== Selected text ==

------------------------

This is important because it catches failures that internal metrics miss. If the server is up but the load balancer is misconfigured, Node Exporter will show healthy but Blackbox will show the probe failing.


SLO and Error Budget Dashboard
This is the most important dashboard in the stack. It answers the one question that matters: are we meeting our promises to users, and if not, how urgently do we need to respond?


Row 1 — Current SLI vs SLO Target
Four stat panels, one per SLO. Each shows the current SLI value and whether it is above or below the SLO target. Green means meeting the SLO. Red means breaching it right now.

Row 2 — Error Budget Remaining
Bar gauge panels showing how much of the monthly error budget has been consumed. The colour encoding makes urgency immediately visible: green when more than 50% remains, yellow when between 25% and 50%, red when below 25%.

Row 3 — Burn Rate
Time series panels showing the current burn rate for each SLO, with reference lines at 14.4x (fast burn, critical) and 5x (slow burn, warning).

How Burn Rate Alerting Reduces Alert Fatigue
This deserves its own section because it is one of the most practically valuable concepts in reliability engineering and one of the least understood.
The problem with simple threshold alerting
Imagine your error rate SLO is 99%. You set an alert: fire if error rate exceeds 1%.
Now imagine you have a brief spike of 2% errors for 3 minutes at 3am. Your alert fires, wakes someone up, and resolves itself before they even open their laptop. That is a false positive. Over time, if this happens regularly, engineers stop trusting alerts. They start ignoring pages. And then the real incident — the one that matters — gets ignored too.
The opposite problem also exists: a slow, steady error rate of 1.1% would not trigger your threshold alert but would quietly exhaust your entire monthly error budget in about 27 days. You would never get paged, but you would breach your SLO.
What burn rate solves
Burn rate does not ask "is the error rate above threshold right now?" It asks "at this rate, how quickly are we exhausting our monthly budget?"
Burn rate = actual error rate / allowed error rate = (1 - current SLI) / (1 - SLO target)

------------------------

== Dataset records ==
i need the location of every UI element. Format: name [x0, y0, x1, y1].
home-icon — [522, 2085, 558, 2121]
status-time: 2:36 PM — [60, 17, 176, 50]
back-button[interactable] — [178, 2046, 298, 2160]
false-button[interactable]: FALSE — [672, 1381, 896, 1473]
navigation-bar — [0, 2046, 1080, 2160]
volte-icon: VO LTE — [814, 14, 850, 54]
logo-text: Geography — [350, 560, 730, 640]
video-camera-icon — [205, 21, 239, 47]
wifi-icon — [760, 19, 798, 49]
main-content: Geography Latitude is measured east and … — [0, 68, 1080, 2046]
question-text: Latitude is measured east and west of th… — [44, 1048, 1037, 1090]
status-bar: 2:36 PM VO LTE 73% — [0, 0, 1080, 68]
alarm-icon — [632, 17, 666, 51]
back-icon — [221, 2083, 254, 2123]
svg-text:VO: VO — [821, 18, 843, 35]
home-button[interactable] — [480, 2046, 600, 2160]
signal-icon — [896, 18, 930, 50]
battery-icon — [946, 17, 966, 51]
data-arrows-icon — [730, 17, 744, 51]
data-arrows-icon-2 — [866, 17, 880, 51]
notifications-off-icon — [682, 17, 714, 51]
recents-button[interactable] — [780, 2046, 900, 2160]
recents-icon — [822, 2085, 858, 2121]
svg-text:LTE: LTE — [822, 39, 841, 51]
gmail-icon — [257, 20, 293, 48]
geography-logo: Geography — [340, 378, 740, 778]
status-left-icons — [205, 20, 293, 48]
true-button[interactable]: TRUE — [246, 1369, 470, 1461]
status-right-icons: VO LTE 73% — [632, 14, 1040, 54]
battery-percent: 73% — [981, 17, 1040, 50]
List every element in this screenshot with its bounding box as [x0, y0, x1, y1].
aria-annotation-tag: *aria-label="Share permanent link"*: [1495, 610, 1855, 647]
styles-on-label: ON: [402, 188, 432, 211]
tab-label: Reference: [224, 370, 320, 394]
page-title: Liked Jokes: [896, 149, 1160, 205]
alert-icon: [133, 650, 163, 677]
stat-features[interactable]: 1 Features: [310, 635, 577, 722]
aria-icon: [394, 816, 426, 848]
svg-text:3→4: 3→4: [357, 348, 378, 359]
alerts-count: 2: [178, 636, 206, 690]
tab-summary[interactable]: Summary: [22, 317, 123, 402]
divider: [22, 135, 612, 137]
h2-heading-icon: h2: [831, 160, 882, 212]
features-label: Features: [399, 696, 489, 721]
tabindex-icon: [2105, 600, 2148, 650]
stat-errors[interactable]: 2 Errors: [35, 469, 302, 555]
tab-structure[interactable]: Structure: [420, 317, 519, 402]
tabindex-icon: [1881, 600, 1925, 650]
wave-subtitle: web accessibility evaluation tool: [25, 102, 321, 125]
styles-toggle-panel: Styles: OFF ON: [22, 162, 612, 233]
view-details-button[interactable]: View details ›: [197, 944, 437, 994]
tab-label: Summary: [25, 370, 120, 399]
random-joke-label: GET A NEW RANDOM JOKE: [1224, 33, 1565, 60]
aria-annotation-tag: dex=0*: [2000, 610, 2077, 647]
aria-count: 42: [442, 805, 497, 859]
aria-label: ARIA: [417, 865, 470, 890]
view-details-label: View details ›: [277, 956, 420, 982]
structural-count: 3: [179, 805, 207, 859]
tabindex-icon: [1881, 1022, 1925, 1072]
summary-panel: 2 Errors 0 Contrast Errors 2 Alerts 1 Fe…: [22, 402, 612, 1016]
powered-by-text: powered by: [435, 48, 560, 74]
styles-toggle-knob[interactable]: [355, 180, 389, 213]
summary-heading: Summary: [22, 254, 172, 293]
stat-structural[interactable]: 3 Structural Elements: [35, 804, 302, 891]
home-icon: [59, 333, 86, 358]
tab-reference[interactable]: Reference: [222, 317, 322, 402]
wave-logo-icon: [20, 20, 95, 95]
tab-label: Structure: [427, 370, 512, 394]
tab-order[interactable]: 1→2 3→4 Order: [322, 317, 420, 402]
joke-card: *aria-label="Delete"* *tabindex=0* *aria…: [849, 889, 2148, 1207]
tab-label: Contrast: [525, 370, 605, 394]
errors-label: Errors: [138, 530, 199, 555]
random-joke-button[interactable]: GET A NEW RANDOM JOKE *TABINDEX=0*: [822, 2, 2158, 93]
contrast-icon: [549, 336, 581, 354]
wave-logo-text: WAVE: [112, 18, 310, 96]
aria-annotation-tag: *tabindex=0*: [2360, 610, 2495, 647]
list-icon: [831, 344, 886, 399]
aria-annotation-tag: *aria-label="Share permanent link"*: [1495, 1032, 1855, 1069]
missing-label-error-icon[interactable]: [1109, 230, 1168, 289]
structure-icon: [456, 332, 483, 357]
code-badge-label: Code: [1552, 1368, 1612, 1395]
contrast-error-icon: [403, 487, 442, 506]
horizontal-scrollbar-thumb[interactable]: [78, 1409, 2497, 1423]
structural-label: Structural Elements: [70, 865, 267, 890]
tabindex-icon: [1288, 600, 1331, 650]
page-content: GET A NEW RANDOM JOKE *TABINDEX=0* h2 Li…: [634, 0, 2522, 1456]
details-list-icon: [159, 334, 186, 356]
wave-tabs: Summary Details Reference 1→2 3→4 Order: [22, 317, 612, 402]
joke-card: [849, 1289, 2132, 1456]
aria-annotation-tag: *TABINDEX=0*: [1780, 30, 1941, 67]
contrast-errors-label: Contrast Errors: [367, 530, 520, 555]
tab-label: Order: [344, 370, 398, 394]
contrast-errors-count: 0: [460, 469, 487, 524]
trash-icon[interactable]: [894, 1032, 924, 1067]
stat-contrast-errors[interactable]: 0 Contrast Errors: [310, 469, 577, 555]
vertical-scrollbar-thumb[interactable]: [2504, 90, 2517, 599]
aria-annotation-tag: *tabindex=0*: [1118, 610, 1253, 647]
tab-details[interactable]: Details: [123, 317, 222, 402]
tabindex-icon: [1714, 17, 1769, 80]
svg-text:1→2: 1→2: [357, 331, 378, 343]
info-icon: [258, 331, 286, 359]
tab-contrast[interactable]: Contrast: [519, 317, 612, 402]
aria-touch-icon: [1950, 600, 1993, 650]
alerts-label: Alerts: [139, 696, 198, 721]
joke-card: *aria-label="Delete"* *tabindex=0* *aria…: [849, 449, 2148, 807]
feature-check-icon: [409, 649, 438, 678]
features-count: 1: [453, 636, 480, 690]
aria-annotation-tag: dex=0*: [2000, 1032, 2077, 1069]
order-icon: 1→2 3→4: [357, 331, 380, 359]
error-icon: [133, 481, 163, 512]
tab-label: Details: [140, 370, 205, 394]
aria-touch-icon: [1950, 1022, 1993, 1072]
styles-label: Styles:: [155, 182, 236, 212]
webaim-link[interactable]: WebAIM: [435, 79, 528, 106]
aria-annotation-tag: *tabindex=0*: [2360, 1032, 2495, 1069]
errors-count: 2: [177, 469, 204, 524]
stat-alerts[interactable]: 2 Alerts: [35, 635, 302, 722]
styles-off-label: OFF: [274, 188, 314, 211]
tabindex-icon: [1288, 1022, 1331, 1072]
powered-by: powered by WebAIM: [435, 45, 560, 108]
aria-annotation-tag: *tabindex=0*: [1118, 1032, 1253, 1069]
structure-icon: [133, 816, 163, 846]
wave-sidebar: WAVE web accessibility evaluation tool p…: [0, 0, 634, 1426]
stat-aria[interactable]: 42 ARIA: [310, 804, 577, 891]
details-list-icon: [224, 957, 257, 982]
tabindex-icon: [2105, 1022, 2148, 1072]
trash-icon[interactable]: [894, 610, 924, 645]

------------------------

== Job A ==
Write out the whole text on the SLO dashboard and burn rate alerting, word for word.
== Job B ==
Give again, word for word, the rows from the first line of the rows through the line that contains "notifications-off-icon — [682, 17, 714, 51]", and nothing else. Begin at the first row and stop after that line.

== Written solution A ==
This is important because it catches failures that internal metrics miss. If the server is up but the load balancer is misconfigured, Node Exporter will show healthy but Blackbox will show the probe failing.


SLO and Error Budget Dashboard
This is the most important dashboard in the stack. It answers the one question that matters: are we meeting our promises to users, and if not, how urgently do we need to respond?


Row 1 — Current SLI vs SLO Target
Four stat panels, one per SLO. Each shows the current SLI value and whether it is above or below the SLO target. Green means meeting the SLO. Red means breaching it right now.

Row 2 — Error Budget Remaining
Bar gauge panels showing how much of the monthly error budget has been consumed. The colour encoding makes urgency immediately visible: green when more than 50% remains, yellow when between 25% and 50%, red when below 25%.

Row 3 — Burn Rate
Time series panels showing the current burn rate for each SLO, with reference lines at 14.4x (fast burn, critical) and 5x (slow burn, warning).

How Burn Rate Alerting Reduces Alert Fatigue
This deserves its own section because it is one of the most practically valuable concepts in reliability engineering and one of the least understood.
The problem with simple threshold alerting
Imagine your error rate SLO is 99%. You set an alert: fire if error rate exceeds 1%.
Now imagine you have a brief spike of 2% errors for 3 minutes at 3am. Your alert fires, wakes someone up, and resolves itself before they even open their laptop. That is a false positive. Over time, if this happens regularly, engineers stop trusting alerts. They start ignoring pages. And then the real incident — the one that matters — gets ignored too.
The opposite problem also exists: a slow, steady error rate of 1.1% would not trigger your threshold alert but would quietly exhaust your entire monthly error budget in about 27 days. You would never get paged, but you would breach your SLO.
What burn rate solves
Burn rate does not ask "is the error rate above threshold right now?" It asks "at this rate, how quickly are we exhausting our monthly budget?"
Burn rate = actual error rate / allowed error rate = (1 - current SLI) / (1 - SLO target)

== Written solution B ==
i need the location of every UI element. Format: name [x0, y0, x1, y1].
home-icon — [522, 2085, 558, 2121]
status-time: 2:36 PM — [60, 17, 176, 50]
back-button[interactable] — [178, 2046, 298, 2160]
false-button[interactable]: FALSE — [672, 1381, 896, 1473]
navigation-bar — [0, 2046, 1080, 2160]
volte-icon: VO LTE — [814, 14, 850, 54]
logo-text: Geography — [350, 560, 730, 640]
video-camera-icon — [205, 21, 239, 47]
wifi-icon — [760, 19, 798, 49]
main-content: Geography Latitude is measured east and … — [0, 68, 1080, 2046]
question-text: Latitude is measured east and west of th… — [44, 1048, 1037, 1090]
status-bar: 2:36 PM VO LTE 73% — [0, 0, 1080, 68]
alarm-icon — [632, 17, 666, 51]
back-icon — [221, 2083, 254, 2123]
svg-text:VO: VO — [821, 18, 843, 35]
home-button[interactable] — [480, 2046, 600, 2160]
signal-icon — [896, 18, 930, 50]
battery-icon — [946, 17, 966, 51]
data-arrows-icon — [730, 17, 744, 51]
data-arrows-icon-2 — [866, 17, 880, 51]
notifications-off-icon — [682, 17, 714, 51]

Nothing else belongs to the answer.